__УСЛОВИЕ ЗАДАЧИ A__. Перепиши кусок текста о Толстом и Тютькине: начни со слов «Но теперь он», остановись после слов «только рассеивает внимание.» и замени в нём «орган» на «хор».
___ ТЕКСТ ДЛЯ ЧТЕНИЯ ___
Анна, перед самоубийством, едет в коляске по московским улицам, и растерянно-сомнамбулически смотрит по сторонам. «Тютькин куаффер. Je me fais coiffer par Тютькин». Этот Тютькин в свое время многих поразил.
Но теперь он поражает по другому: зачем это понадобилось Толстому, в конце великого и грозного его романа, когда в последний раз склоняется он над своей жертвой, когда тема отмщения звучит как какой-то средневековый орган, на этих предельных для человеческого искусства страницах, — зачем понадобился ему этот верный, и пусть даже в свое время смелый, но все-таки дешевый, непрочный эффект. Ну, да, конечно: подмечено и найдено безошибочно. Но с тех пор ведь все научились так подмечать, и неужели Толстой не должен был пренебречь тем, что всякому стало так легко доступно? Для чего это щегольство деталями, — раз уже и без них все беспощадно – ясно, и никакой Тютькин к сути дела ничего добавить не может, а наоборот, только рассеивает внимание.
Когда-то я об этом говорил Бунину. Он сразу, с живостью согласился: «Да, да, конечно» — и переменил разговор, будто не желая разглядывать пятен на солнце.
Нас во многом упрекнет будущее. Но кое-что мы все-таки нашли такое, от чего не откажемся никогда, как никогда никто нас не убедит, что не были мы правы: сознание тщеты и суетности всего, что не окончательно неустранимо в литературе, желание покончить раз навсегда со всеми маленькими «красотами», который заслоняют главную, единственную красоту, недоверие к образной яркости, к образам вообще. «Я лютеран люблю богослуженье». Говорят, лютеранство убило религию, может быть, это убивает литературу, ограничивает её область, во всяком случае, — и чем дальше вдумываешься, тем круг все теснее. Но все-таки «я лютеран люблю богослуженье», чистую, позднюю, трагическую простоту его.
___
__УСЛОВИЕ ЗАДАЧИ B__. Отбери все строки, где встречается слово «separator», и перепиши их.
___ ИСХОДНЫЕ ДАННЫЕ ___
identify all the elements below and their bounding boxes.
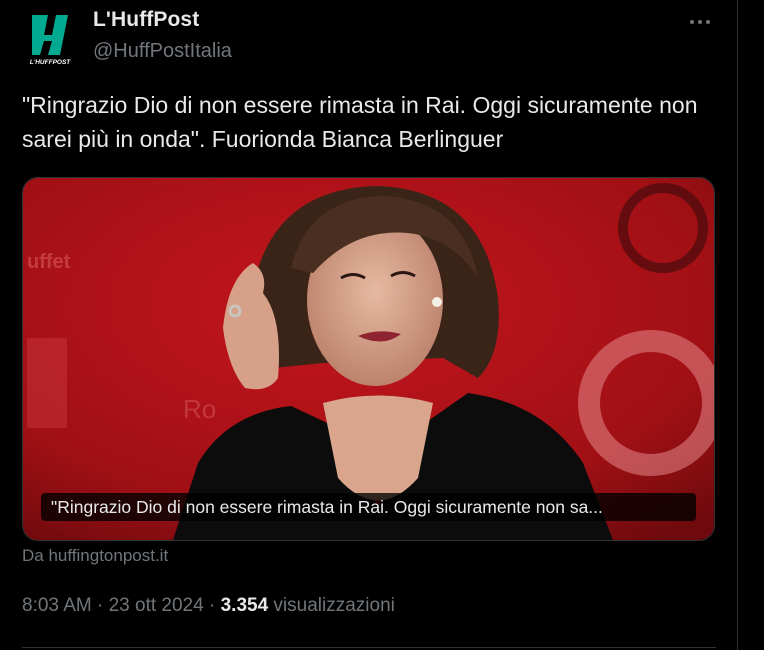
huffpost-logo-icon: L'HUFFPOST: [22, 11, 78, 67]
meta-separator: ·: [208, 595, 216, 616]
views-label: visualizzazioni: [273, 595, 395, 616]
tweet: L'HUFFPOST L'HuffPost @HuffPostItalia "R…: [0, 0, 737, 650]
tweet-divider: [22, 647, 716, 648]
column-divider: [737, 0, 738, 650]
ellipsis-icon: [706, 20, 710, 24]
tweet-time[interactable]: 8:03 AM: [22, 595, 92, 616]
ellipsis-icon: [698, 20, 702, 24]
author-handle[interactable]: @HuffPostItalia: [93, 40, 232, 63]
meta-separator: ·: [97, 595, 104, 616]
views-count: 3.354: [220, 595, 269, 616]
card-caption: "Ringrazio Dio di non essere rimasta in …: [41, 493, 696, 521]
more-options-button[interactable]: [682, 8, 718, 36]
card-source-link[interactable]: Da huffingtonpost.it: [22, 546, 168, 566]
author-name[interactable]: L'HuffPost: [93, 8, 199, 32]
avatar[interactable]: L'HUFFPOST: [22, 11, 78, 67]
svg-text:Ro: Ro: [183, 394, 216, 424]
svg-text:uffet: uffet: [27, 251, 71, 273]
logo-wordmark: L'HUFFPOST: [30, 59, 72, 66]
tweet-date[interactable]: 23 ott 2024: [109, 595, 204, 616]
tweet-text: "Ringrazio Dio di non essere rimasta in …: [22, 92, 698, 152]
ellipsis-icon: [690, 20, 694, 24]
tweet-metadata: 8:03 AM · 23 ott 2024 · 3.354 visualizza…: [22, 595, 395, 617]
article-photo: uffet Ro: [23, 178, 714, 540]
link-card[interactable]: uffet Ro "Ringrazio Dio di non essere ri…: [22, 177, 715, 541]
___
__ГОТОВЫЙ ОТВЕТ A__.
Но теперь он поражает по другому: зачем это понадобилось Толстому, в конце великого и грозного его романа, когда в последний раз склоняется он над своей жертвой, когда тема отмщения звучит как какой-то средневековый хор, на этих предельных для человеческого искусства страницах, — зачем понадобился ему этот верный, и пусть даже в свое время смелый, но все-таки дешевый, непрочный эффект. Ну, да, конечно: подмечено и найдено безошибочно. Но с тех пор ведь все научились так подмечать, и неужели Толстой не должен был пренебречь тем, что всякому стало так легко доступно? Для чего это щегольство деталями, — раз уже и без них все беспощадно – ясно, и никакой Тютькин к сути дела ничего добавить не может, а наоборот, только рассеивает внимание.

__ГОТОВЫЙ ОТВЕТ B__.
meta-separator: ·: [208, 595, 216, 616]
meta-separator: ·: [97, 595, 104, 616]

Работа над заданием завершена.